Cosa fare:
Rispondi alle seguenti domande sul testo fornito.
1. Secondo san Paolo, chi prega in noi con gemiti inesprimibili?
2. Nel saluto ai pellegrini di lingua francese, di chi sono amici gli «Amis» menzionati?
3. Da quale paese vengono i gruppi di pellegrinaggio accolti in particolare tra i visitatori di lingua inglese?

Cari fratelli e sorelle, san Paolo ci insegna che nella nostra preghiera dobbiamo aprirci alla presenza dello Spirito Santo, il quale prega in noi con gemiti inesprimibili, per portarci ad aderire a Dio con tutto il nostro cuore e con tutto il nostro essere. Lo Spirito di Cristo diventa la forza della nostra preghiera «debole», la luce della nostra preghiera «spenta», il fuoco della nostra preghiera «arida», donandoci la vera libertà interiore, insegnandoci a vivere affrontando le prove dell’esistenza, nella certezza di non essere soli, aprendoci agli orizzonti dell’umanità e della creazione «che geme e soffre le doglie del parto» (Rm 8,22). Grazie.

Saluti:

Je salue les pèlerins francophones, en particulier les Frères du Sacré-Cœur, les Maronites de Cotonou, les fidèles venus d’Haïti et de la Réunion, les Amis de Madeleine Delbrel et tous les jeunes ! Puissiez-vous laisser l’Esprit habiter en vous et y imprimer le visage du Christ pour devenir libres et capables de vivre dans l’amour de Dieu et des autres. Bon pèlerinage à tous !

I greet all the English-speaking visitors present at today’s Audience, including those from, Ireland, India, Indonesia, Japan, the Philippines, Canada and the United States. I welcome in particular the pilgrimage groups from Australia. Upon you and your families I cordially invoke the joy and peace of the Risen Lord.

Dati archiviati:
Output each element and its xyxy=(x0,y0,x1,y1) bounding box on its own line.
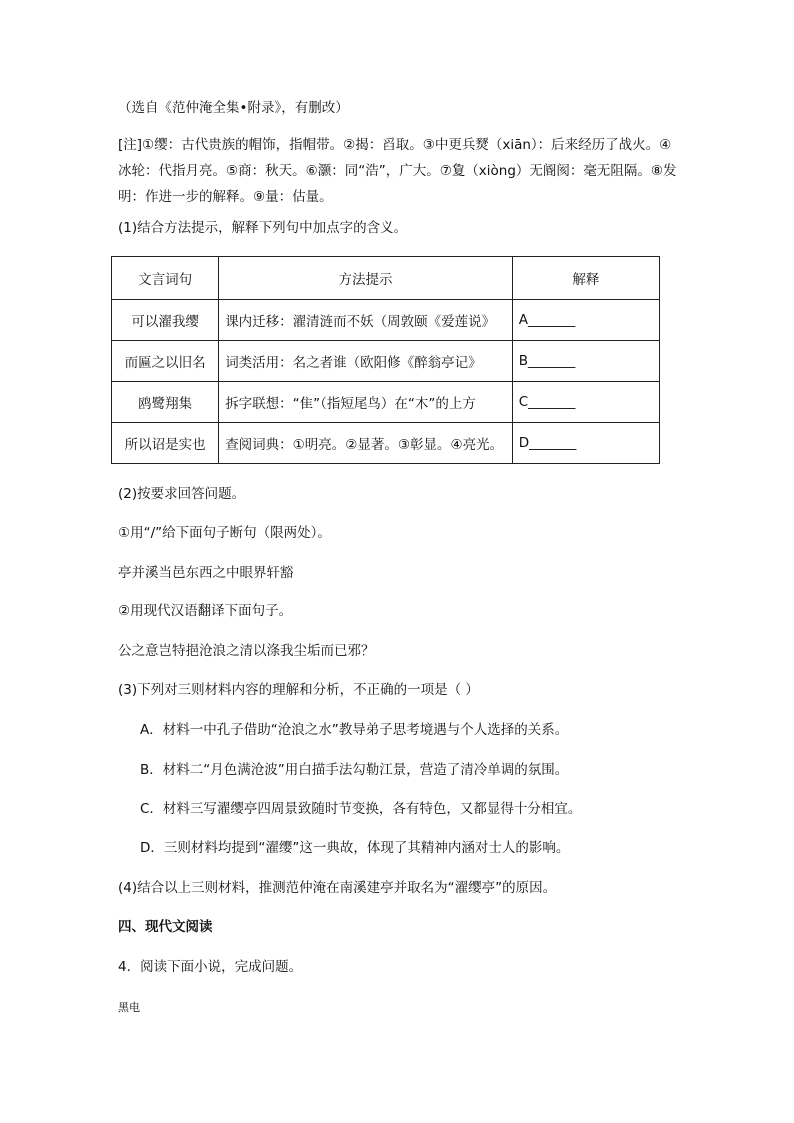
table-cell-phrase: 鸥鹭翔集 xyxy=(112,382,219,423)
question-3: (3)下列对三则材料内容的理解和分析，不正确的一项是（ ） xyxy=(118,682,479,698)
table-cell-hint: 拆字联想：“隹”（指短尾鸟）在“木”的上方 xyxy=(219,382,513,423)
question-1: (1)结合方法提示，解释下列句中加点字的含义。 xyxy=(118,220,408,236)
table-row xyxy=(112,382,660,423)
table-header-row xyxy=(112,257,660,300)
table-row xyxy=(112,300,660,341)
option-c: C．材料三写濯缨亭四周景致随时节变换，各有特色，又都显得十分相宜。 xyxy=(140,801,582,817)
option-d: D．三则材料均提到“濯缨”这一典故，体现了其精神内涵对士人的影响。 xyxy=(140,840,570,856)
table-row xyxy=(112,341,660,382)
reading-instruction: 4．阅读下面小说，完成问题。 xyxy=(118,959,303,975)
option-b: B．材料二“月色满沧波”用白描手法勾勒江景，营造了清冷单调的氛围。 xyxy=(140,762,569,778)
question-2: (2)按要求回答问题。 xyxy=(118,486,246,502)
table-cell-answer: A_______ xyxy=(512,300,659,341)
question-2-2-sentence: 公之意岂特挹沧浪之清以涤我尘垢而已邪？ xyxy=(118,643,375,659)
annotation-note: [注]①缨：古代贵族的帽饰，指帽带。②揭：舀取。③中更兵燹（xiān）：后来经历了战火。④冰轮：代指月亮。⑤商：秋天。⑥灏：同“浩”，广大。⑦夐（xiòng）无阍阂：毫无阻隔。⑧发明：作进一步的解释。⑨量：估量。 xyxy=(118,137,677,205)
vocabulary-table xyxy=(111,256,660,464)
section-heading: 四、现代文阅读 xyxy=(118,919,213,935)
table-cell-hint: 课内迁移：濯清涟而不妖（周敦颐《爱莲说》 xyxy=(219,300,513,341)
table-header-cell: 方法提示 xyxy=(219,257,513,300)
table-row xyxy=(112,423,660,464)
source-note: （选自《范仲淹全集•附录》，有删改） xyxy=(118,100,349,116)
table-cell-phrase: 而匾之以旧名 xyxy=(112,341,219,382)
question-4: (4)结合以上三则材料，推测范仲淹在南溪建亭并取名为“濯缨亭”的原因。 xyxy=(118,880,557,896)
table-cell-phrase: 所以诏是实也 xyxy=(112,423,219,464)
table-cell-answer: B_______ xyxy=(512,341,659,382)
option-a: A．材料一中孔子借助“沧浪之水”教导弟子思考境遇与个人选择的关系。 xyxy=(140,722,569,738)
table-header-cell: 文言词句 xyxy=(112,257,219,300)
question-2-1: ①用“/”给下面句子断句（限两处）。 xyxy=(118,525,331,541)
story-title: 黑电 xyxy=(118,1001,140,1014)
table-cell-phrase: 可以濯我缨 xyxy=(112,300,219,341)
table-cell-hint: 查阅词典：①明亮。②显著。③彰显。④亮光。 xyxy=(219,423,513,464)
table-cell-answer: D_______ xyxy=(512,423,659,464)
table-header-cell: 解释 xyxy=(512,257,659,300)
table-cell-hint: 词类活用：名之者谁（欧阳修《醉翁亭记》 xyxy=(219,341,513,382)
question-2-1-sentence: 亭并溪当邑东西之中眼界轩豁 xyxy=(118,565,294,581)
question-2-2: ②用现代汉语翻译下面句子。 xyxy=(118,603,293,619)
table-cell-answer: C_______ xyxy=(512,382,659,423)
* * *
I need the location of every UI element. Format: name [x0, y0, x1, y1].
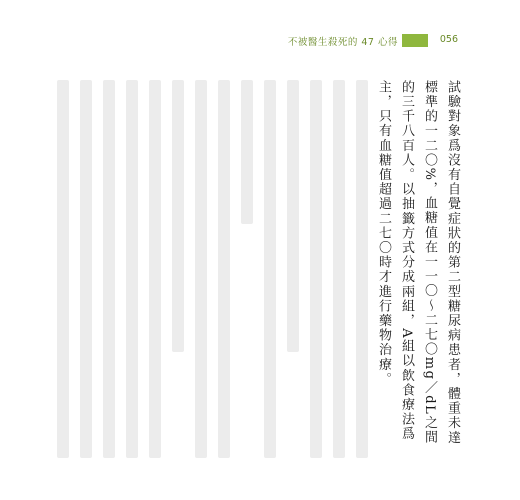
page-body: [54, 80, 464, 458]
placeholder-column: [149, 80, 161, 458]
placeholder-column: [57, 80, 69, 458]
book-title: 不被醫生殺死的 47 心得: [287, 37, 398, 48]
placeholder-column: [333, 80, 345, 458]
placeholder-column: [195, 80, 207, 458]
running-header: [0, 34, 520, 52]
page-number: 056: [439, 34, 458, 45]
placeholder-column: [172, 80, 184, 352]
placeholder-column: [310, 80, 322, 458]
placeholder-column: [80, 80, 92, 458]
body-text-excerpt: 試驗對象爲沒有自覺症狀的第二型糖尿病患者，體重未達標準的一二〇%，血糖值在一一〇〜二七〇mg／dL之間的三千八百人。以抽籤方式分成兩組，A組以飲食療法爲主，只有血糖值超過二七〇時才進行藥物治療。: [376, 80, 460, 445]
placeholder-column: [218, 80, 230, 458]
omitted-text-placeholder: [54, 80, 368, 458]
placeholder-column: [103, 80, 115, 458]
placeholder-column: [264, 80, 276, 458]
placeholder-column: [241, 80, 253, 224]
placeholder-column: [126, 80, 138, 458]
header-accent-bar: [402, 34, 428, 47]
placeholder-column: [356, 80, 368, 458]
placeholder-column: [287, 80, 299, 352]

Soluzione:
1. Lo Spirito Santo.
2. Di Madeleine Delbrel.
3. Dall'Australia.